◆ **Data**
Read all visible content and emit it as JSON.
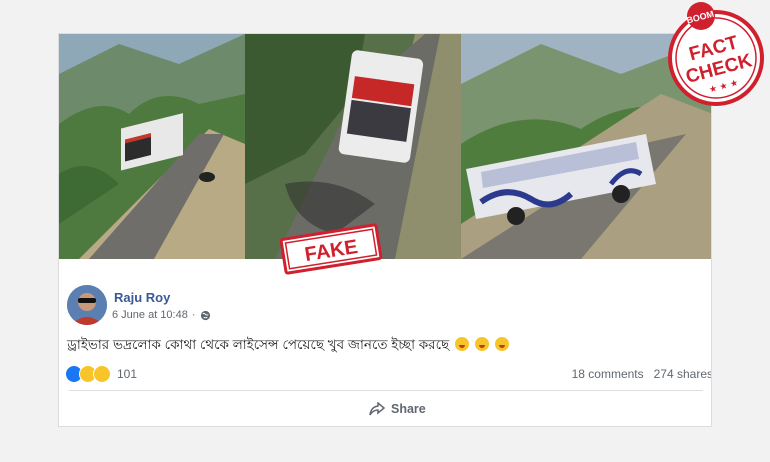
{
  "post": {
    "author": "Raju Roy",
    "date": "6 June at 10:48",
    "date_sep": "·",
    "text": "ড্রাইভার ভদ্রলোক কোথা থেকে লাইসেন্স পেয়েছে খুব জানতে ইচ্ছা করছে",
    "reaction_count": "101",
    "comments": "18 comments",
    "shares": "274 shares",
    "share_label": "Share"
  },
  "stamps": {
    "fake": "FAKE",
    "boom": "BOOM",
    "fact": "FACT",
    "check": "CHECK"
  },
  "colors": {
    "author_link": "#385898",
    "stamp_red": "#d0202e",
    "facebook_blue": "#1877f2"
  }
}
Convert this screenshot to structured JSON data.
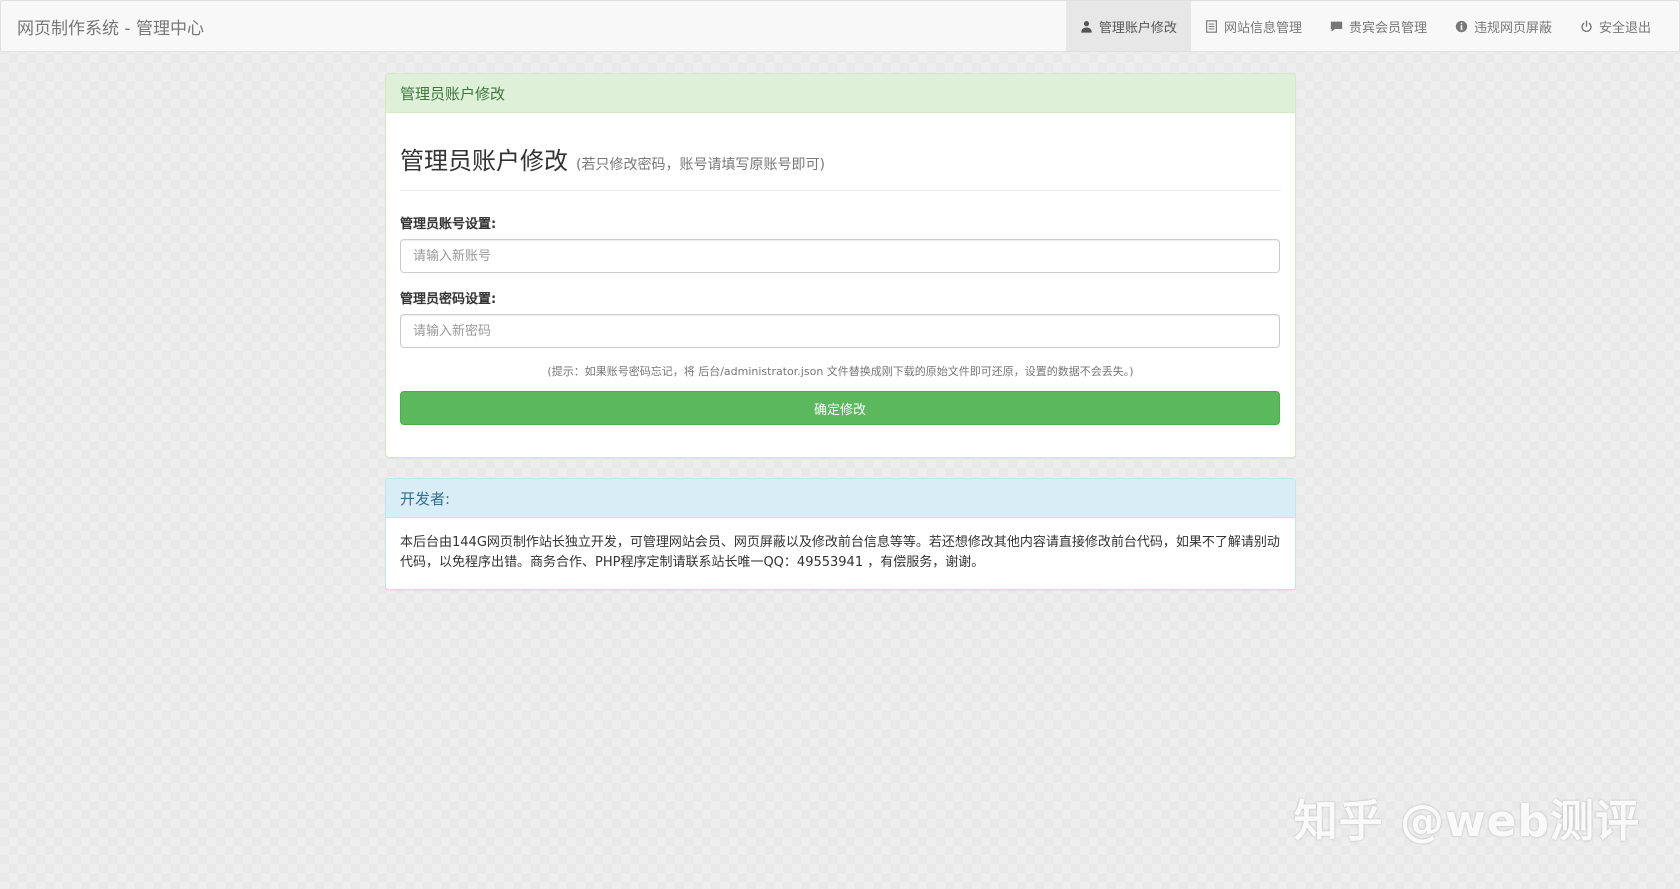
{
  "navbar": {
    "brand": "网页制作系统 - 管理中心",
    "items": [
      {
        "label": "管理账户修改",
        "icon": "user-icon"
      },
      {
        "label": "网站信息管理",
        "icon": "list-icon"
      },
      {
        "label": "贵宾会员管理",
        "icon": "comment-icon"
      },
      {
        "label": "违规网页屏蔽",
        "icon": "info-icon"
      },
      {
        "label": "安全退出",
        "icon": "power-icon"
      }
    ]
  },
  "account_panel": {
    "heading": "管理员账户修改",
    "title": "管理员账户修改",
    "subtitle": "(若只修改密码，账号请填写原账号即可)",
    "account_label": "管理员账号设置:",
    "account_placeholder": "请输入新账号",
    "account_value": "",
    "password_label": "管理员密码设置:",
    "password_placeholder": "请输入新密码",
    "password_value": "",
    "hint": "(提示：如果账号密码忘记，将 后台/administrator.json 文件替换成刚下载的原始文件即可还原，设置的数据不会丢失。)",
    "submit_label": "确定修改"
  },
  "developer_panel": {
    "heading": "开发者:",
    "text": "本后台由144G网页制作站长独立开发，可管理网站会员、网页屏蔽以及修改前台信息等等。若还想修改其他内容请直接修改前台代码，如果不了解请别动代码，以免程序出错。商务合作、PHP程序定制请联系站长唯一QQ：49553941 ，有偿服务，谢谢。"
  },
  "watermark": "知乎 @web测评"
}
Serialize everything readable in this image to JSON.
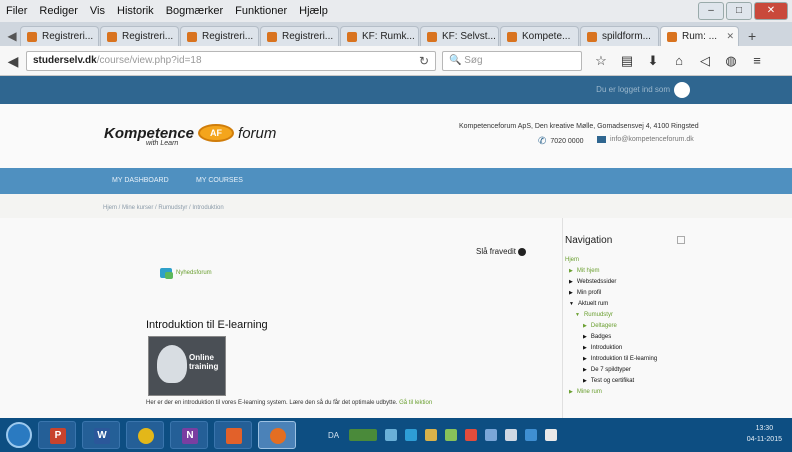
{
  "menu": [
    "Filer",
    "Rediger",
    "Vis",
    "Historik",
    "Bogmærker",
    "Funktioner",
    "Hjælp"
  ],
  "window_controls": {
    "minimize": "–",
    "maximize": "□",
    "close": "✕"
  },
  "tabs": [
    {
      "label": "Registreri..."
    },
    {
      "label": "Registreri..."
    },
    {
      "label": "Registreri..."
    },
    {
      "label": "Registreri..."
    },
    {
      "label": "KF: Rumk..."
    },
    {
      "label": "KF: Selvst..."
    },
    {
      "label": "Kompete..."
    },
    {
      "label": "spildform..."
    },
    {
      "label": "Rum: ...",
      "active": true
    }
  ],
  "tab_new": "+",
  "url": {
    "host": "studerselv.dk",
    "path": "/course/view.php?id=18"
  },
  "search": {
    "placeholder": "Søg"
  },
  "site": {
    "login_text": "Du er logget ind som",
    "logo_left": "Kompetence",
    "logo_mark": "AF",
    "logo_right": "forum",
    "logo_sub": "with Learn",
    "address": "Kompetenceforum ApS, Den kreative Mølle, Gomadsensvej 4, 4100 Ringsted",
    "phone": "7020 0000",
    "email": "info@kompetenceforum.dk"
  },
  "mainnav": [
    "MY DASHBOARD",
    "MY COURSES"
  ],
  "breadcrumb": "Hjem  /  Mine kurser  /  Rumudstyr  /  Introduktion",
  "edit_mode": "Slå fravedit",
  "forum_link": "Nyhedsforum",
  "section_title": "Introduktion til E-learning",
  "course_image_text": "Online\ntraining",
  "intro_text": "Her er der en introduktion til vores E-learning system. Lære den så du får det optimale udbytte.",
  "intro_link": "Gå til lektion",
  "navigation": {
    "title": "Navigation",
    "items": [
      {
        "label": "Hjem",
        "level": 0,
        "link": true
      },
      {
        "label": "Mit hjem",
        "level": 1,
        "link": true
      },
      {
        "label": "Webstedssider",
        "level": 1,
        "link": false
      },
      {
        "label": "Min profil",
        "level": 1,
        "link": false
      },
      {
        "label": "Aktuelt rum",
        "level": 1,
        "link": false
      },
      {
        "label": "Rumudstyr",
        "level": 2,
        "link": true
      },
      {
        "label": "Deltagere",
        "level": 3,
        "link": true
      },
      {
        "label": "Badges",
        "level": 3,
        "link": false
      },
      {
        "label": "Introduktion",
        "level": 3,
        "link": false
      },
      {
        "label": "Introduktion til E-learning",
        "level": 3,
        "link": false
      },
      {
        "label": "De 7 spildtyper",
        "level": 3,
        "link": false
      },
      {
        "label": "Test og certifikat",
        "level": 3,
        "link": false
      },
      {
        "label": "Mine rum",
        "level": 1,
        "link": true
      }
    ]
  },
  "taskbar": {
    "apps": [
      {
        "name": "PowerPoint",
        "glyph": "P",
        "color": "#c8432d"
      },
      {
        "name": "Word",
        "glyph": "W",
        "color": "#2b579a"
      },
      {
        "name": "Chrome",
        "glyph": "",
        "color": "#e3b719"
      },
      {
        "name": "OneNote",
        "glyph": "N",
        "color": "#7a3ea1"
      },
      {
        "name": "Office",
        "glyph": "",
        "color": "#e2612a"
      },
      {
        "name": "Firefox",
        "glyph": "",
        "color": "#e46e22",
        "active": true
      }
    ],
    "lang": "DA",
    "clock_time": "13:30",
    "clock_date": "04-11-2015"
  }
}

◆ **Exercise brief**
Find every line that has "Rumudstyr" in it, then return those lines.

◆ **Expected output**
  "breadcrumb": "Hjem  /  Mine kurser  /  Rumudstyr  /  Introduktion",
        "label": "Rumudstyr",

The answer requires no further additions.